Stated goal:
Print all records exactly, leaving nothing out.

Data shown:
§

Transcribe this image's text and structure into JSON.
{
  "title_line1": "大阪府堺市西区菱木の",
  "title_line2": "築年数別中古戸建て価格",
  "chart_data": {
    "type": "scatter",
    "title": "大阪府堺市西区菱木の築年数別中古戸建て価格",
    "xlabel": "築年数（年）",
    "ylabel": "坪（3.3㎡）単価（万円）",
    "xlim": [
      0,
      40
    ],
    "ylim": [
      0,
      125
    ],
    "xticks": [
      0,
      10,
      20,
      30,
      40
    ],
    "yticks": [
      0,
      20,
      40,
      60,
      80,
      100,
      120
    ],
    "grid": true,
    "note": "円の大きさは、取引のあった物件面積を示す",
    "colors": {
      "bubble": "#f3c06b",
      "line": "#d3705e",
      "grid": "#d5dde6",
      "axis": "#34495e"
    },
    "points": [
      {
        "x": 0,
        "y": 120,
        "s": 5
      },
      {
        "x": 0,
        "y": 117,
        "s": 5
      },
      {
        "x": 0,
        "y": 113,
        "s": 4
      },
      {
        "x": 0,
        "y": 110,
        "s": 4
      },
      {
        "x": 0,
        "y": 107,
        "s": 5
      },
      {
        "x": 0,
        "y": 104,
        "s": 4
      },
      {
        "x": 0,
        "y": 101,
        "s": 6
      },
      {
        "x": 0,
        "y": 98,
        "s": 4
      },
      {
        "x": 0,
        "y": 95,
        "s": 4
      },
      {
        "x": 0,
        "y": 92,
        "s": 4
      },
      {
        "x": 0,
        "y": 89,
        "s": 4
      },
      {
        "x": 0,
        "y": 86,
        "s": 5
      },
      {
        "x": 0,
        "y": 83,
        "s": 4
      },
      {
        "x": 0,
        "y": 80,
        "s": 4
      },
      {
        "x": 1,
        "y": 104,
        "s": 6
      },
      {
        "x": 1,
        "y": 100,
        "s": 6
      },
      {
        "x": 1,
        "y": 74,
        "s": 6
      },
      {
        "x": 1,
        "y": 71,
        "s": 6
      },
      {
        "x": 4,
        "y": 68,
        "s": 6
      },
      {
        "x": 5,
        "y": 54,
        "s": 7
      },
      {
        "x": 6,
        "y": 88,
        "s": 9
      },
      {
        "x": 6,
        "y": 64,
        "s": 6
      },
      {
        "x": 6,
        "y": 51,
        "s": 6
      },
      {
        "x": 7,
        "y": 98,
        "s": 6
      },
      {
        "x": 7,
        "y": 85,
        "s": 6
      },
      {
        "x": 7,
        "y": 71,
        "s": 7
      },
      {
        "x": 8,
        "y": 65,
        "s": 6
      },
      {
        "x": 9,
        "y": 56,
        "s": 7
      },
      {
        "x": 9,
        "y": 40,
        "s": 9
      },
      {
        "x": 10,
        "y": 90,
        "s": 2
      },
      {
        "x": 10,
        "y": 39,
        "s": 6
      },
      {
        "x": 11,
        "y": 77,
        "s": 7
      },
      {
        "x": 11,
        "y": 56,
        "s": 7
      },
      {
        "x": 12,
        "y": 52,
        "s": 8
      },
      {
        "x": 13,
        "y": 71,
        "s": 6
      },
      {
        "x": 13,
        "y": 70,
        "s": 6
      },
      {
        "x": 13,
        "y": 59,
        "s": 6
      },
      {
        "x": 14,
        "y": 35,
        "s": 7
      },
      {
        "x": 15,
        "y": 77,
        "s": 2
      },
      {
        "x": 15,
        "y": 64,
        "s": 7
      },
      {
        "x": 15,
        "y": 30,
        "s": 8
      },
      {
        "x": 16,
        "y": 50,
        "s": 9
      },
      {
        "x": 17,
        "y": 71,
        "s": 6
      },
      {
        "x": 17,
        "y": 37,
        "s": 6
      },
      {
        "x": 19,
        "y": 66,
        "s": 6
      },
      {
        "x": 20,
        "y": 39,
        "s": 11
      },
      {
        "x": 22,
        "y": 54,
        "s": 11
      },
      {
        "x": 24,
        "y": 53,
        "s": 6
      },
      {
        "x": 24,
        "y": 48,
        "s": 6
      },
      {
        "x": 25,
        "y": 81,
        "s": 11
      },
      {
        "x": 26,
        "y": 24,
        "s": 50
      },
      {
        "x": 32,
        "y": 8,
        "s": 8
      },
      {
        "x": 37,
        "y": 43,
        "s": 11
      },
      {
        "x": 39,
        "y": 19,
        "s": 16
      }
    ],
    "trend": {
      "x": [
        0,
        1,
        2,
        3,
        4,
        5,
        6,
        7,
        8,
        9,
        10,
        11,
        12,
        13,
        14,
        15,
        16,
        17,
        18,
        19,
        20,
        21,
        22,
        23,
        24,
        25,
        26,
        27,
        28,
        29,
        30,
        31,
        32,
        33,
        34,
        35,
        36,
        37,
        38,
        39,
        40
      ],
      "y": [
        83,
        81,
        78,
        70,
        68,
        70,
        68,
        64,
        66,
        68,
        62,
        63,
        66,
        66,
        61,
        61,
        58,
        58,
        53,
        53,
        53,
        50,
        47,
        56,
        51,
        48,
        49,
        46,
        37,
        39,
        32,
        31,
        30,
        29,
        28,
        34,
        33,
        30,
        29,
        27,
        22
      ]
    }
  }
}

§

Written answer:
Transcribe this image's text and structure into JSON.
{
  "title_line1": "大阪府堺市西区菱木の",
  "title_line2": "築年数別中古戸建て価格",
  "chart_data": {
    "type": "scatter",
    "title": "大阪府堺市西区菱木の築年数別中古戸建て価格",
    "xlabel": "築年数（年）",
    "ylabel": "坪（3.3㎡）単価（万円）",
    "xlim": [
      0,
      40
    ],
    "ylim": [
      0,
      125
    ],
    "xticks": [
      0,
      10,
      20,
      30,
      40
    ],
    "yticks": [
      0,
      20,
      40,
      60,
      80,
      100,
      120
    ],
    "grid": true,
    "note": "円の大きさは、取引のあった物件面積を示す",
    "colors": {
      "bubble": "#f3c06b",
      "line": "#d3705e",
      "grid": "#d5dde6",
      "axis": "#34495e"
    },
    "points": [
      {
        "x": 0,
        "y": 120,
        "s": 5
      },
      {
        "x": 0,
        "y": 117,
        "s": 5
      },
      {
        "x": 0,
        "y": 113,
        "s": 4
      },
      {
        "x": 0,
        "y": 110,
        "s": 4
      },
      {
        "x": 0,
        "y": 107,
        "s": 5
      },
      {
        "x": 0,
        "y": 104,
        "s": 4
      },
      {
        "x": 0,
        "y": 101,
        "s": 6
      },
      {
        "x": 0,
        "y": 98,
        "s": 4
      },
      {
        "x": 0,
        "y": 95,
        "s": 4
      },
      {
        "x": 0,
        "y": 92,
        "s": 4
      },
      {
        "x": 0,
        "y": 89,
        "s": 4
      },
      {
        "x": 0,
        "y": 86,
        "s": 5
      },
      {
        "x": 0,
        "y": 83,
        "s": 4
      },
      {
        "x": 0,
        "y": 80,
        "s": 4
      },
      {
        "x": 1,
        "y": 104,
        "s": 6
      },
      {
        "x": 1,
        "y": 100,
        "s": 6
      },
      {
        "x": 1,
        "y": 74,
        "s": 6
      },
      {
        "x": 1,
        "y": 71,
        "s": 6
      },
      {
        "x": 4,
        "y": 68,
        "s": 6
      },
      {
        "x": 5,
        "y": 54,
        "s": 7
      },
      {
        "x": 6,
        "y": 88,
        "s": 9
      },
      {
        "x": 6,
        "y": 64,
        "s": 6
      },
      {
        "x": 6,
        "y": 51,
        "s": 6
      },
      {
        "x": 7,
        "y": 98,
        "s": 6
      },
      {
        "x": 7,
        "y": 85,
        "s": 6
      },
      {
        "x": 7,
        "y": 71,
        "s": 7
      },
      {
        "x": 8,
        "y": 65,
        "s": 6
      },
      {
        "x": 9,
        "y": 56,
        "s": 7
      },
      {
        "x": 9,
        "y": 40,
        "s": 9
      },
      {
        "x": 10,
        "y": 90,
        "s": 2
      },
      {
        "x": 10,
        "y": 39,
        "s": 6
      },
      {
        "x": 11,
        "y": 77,
        "s": 7
      },
      {
        "x": 11,
        "y": 56,
        "s": 7
      },
      {
        "x": 12,
        "y": 52,
        "s": 8
      },
      {
        "x": 13,
        "y": 71,
        "s": 6
      },
      {
        "x": 13,
        "y": 70,
        "s": 6
      },
      {
        "x": 13,
        "y": 59,
        "s": 6
      },
      {
        "x": 14,
        "y": 35,
        "s": 7
      },
      {
        "x": 15,
        "y": 77,
        "s": 2
      },
      {
        "x": 15,
        "y": 64,
        "s": 7
      },
      {
        "x": 15,
        "y": 30,
        "s": 8
      },
      {
        "x": 16,
        "y": 50,
        "s": 9
      },
      {
        "x": 17,
        "y": 71,
        "s": 6
      },
      {
        "x": 17,
        "y": 37,
        "s": 6
      },
      {
        "x": 19,
        "y": 66,
        "s": 6
      },
      {
        "x": 20,
        "y": 39,
        "s": 11
      },
      {
        "x": 22,
        "y": 54,
        "s": 11
      },
      {
        "x": 24,
        "y": 53,
        "s": 6
      },
      {
        "x": 24,
        "y": 48,
        "s": 6
      },
      {
        "x": 25,
        "y": 81,
        "s": 11
      },
      {
        "x": 26,
        "y": 24,
        "s": 50
      },
      {
        "x": 32,
        "y": 8,
        "s": 8
      },
      {
        "x": 37,
        "y": 43,
        "s": 11
      },
      {
        "x": 39,
        "y": 19,
        "s": 16
      }
    ],
    "trend": {
      "x": [
        0,
        1,
        2,
        3,
        4,
        5,
        6,
        7,
        8,
        9,
        10,
        11,
        12,
        13,
        14,
        15,
        16,
        17,
        18,
        19,
        20,
        21,
        22,
        23,
        24,
        25,
        26,
        27,
        28,
        29,
        30,
        31,
        32,
        33,
        34,
        35,
        36,
        37,
        38,
        39,
        40
      ],
      "y": [
        83,
        81,
        78,
        70,
        68,
        70,
        68,
        64,
        66,
        68,
        62,
        63,
        66,
        66,
        61,
        61,
        58,
        58,
        53,
        53,
        53,
        50,
        47,
        56,
        51,
        48,
        49,
        46,
        37,
        39,
        32,
        31,
        30,
        29,
        28,
        34,
        33,
        30,
        29,
        27,
        22
      ]
    }
  }
}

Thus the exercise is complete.